**Work to complete:** Reproduce every entry exactly.

┌─ Data for the task

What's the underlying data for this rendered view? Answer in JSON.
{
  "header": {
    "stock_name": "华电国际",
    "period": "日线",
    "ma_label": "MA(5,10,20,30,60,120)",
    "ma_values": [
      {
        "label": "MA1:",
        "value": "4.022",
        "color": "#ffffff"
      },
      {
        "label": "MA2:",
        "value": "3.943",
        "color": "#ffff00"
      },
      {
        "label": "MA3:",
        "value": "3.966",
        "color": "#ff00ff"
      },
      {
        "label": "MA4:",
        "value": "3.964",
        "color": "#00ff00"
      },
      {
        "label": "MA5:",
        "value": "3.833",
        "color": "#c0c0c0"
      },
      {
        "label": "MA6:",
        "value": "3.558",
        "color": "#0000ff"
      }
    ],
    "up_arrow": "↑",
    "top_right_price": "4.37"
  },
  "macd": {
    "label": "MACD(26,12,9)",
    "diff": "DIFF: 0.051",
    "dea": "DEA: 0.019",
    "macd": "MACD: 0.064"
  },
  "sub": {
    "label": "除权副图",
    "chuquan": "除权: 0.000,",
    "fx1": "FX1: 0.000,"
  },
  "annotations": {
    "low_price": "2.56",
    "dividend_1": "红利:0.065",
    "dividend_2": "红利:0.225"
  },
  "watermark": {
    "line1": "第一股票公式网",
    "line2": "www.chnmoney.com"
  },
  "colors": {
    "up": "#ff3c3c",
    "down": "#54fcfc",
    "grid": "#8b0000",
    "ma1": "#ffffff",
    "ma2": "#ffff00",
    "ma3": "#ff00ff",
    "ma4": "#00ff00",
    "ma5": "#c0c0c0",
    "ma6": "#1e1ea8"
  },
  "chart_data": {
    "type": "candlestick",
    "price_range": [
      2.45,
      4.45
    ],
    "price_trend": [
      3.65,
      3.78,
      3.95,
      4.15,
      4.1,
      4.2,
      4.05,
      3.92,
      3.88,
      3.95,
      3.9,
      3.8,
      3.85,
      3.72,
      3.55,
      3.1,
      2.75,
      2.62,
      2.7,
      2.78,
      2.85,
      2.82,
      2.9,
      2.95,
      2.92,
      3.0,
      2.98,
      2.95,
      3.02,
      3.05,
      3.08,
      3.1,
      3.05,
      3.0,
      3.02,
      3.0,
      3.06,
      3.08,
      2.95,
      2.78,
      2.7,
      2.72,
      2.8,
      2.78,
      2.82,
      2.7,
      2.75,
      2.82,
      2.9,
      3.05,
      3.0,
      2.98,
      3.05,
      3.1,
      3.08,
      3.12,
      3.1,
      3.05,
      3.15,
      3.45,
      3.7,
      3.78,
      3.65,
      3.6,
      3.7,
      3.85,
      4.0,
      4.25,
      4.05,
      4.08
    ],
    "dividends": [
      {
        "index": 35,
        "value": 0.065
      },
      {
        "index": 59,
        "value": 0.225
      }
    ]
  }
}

└─

**Expected answer:**
What's the underlying data for this rendered view? Answer in JSON.
{
  "header": {
    "stock_name": "华电国际",
    "period": "日线",
    "ma_label": "MA(5,10,20,30,60,120)",
    "ma_values": [
      {
        "label": "MA1:",
        "value": "4.022",
        "color": "#ffffff"
      },
      {
        "label": "MA2:",
        "value": "3.943",
        "color": "#ffff00"
      },
      {
        "label": "MA3:",
        "value": "3.966",
        "color": "#ff00ff"
      },
      {
        "label": "MA4:",
        "value": "3.964",
        "color": "#00ff00"
      },
      {
        "label": "MA5:",
        "value": "3.833",
        "color": "#c0c0c0"
      },
      {
        "label": "MA6:",
        "value": "3.558",
        "color": "#0000ff"
      }
    ],
    "up_arrow": "↑",
    "top_right_price": "4.37"
  },
  "macd": {
    "label": "MACD(26,12,9)",
    "diff": "DIFF: 0.051",
    "dea": "DEA: 0.019",
    "macd": "MACD: 0.064"
  },
  "sub": {
    "label": "除权副图",
    "chuquan": "除权: 0.000,",
    "fx1": "FX1: 0.000,"
  },
  "annotations": {
    "low_price": "2.56",
    "dividend_1": "红利:0.065",
    "dividend_2": "红利:0.225"
  },
  "watermark": {
    "line1": "第一股票公式网",
    "line2": "www.chnmoney.com"
  },
  "colors": {
    "up": "#ff3c3c",
    "down": "#54fcfc",
    "grid": "#8b0000",
    "ma1": "#ffffff",
    "ma2": "#ffff00",
    "ma3": "#ff00ff",
    "ma4": "#00ff00",
    "ma5": "#c0c0c0",
    "ma6": "#1e1ea8"
  },
  "chart_data": {
    "type": "candlestick",
    "price_range": [
      2.45,
      4.45
    ],
    "price_trend": [
      3.65,
      3.78,
      3.95,
      4.15,
      4.1,
      4.2,
      4.05,
      3.92,
      3.88,
      3.95,
      3.9,
      3.8,
      3.85,
      3.72,
      3.55,
      3.1,
      2.75,
      2.62,
      2.7,
      2.78,
      2.85,
      2.82,
      2.9,
      2.95,
      2.92,
      3.0,
      2.98,
      2.95,
      3.02,
      3.05,
      3.08,
      3.1,
      3.05,
      3.0,
      3.02,
      3.0,
      3.06,
      3.08,
      2.95,
      2.78,
      2.7,
      2.72,
      2.8,
      2.78,
      2.82,
      2.7,
      2.75,
      2.82,
      2.9,
      3.05,
      3.0,
      2.98,
      3.05,
      3.1,
      3.08,
      3.12,
      3.1,
      3.05,
      3.15,
      3.45,
      3.7,
      3.78,
      3.65,
      3.6,
      3.7,
      3.85,
      4.0,
      4.25,
      4.05,
      4.08
    ],
    "dividends": [
      {
        "index": 35,
        "value": 0.065
      },
      {
        "index": 59,
        "value": 0.225
      }
    ]
  }
}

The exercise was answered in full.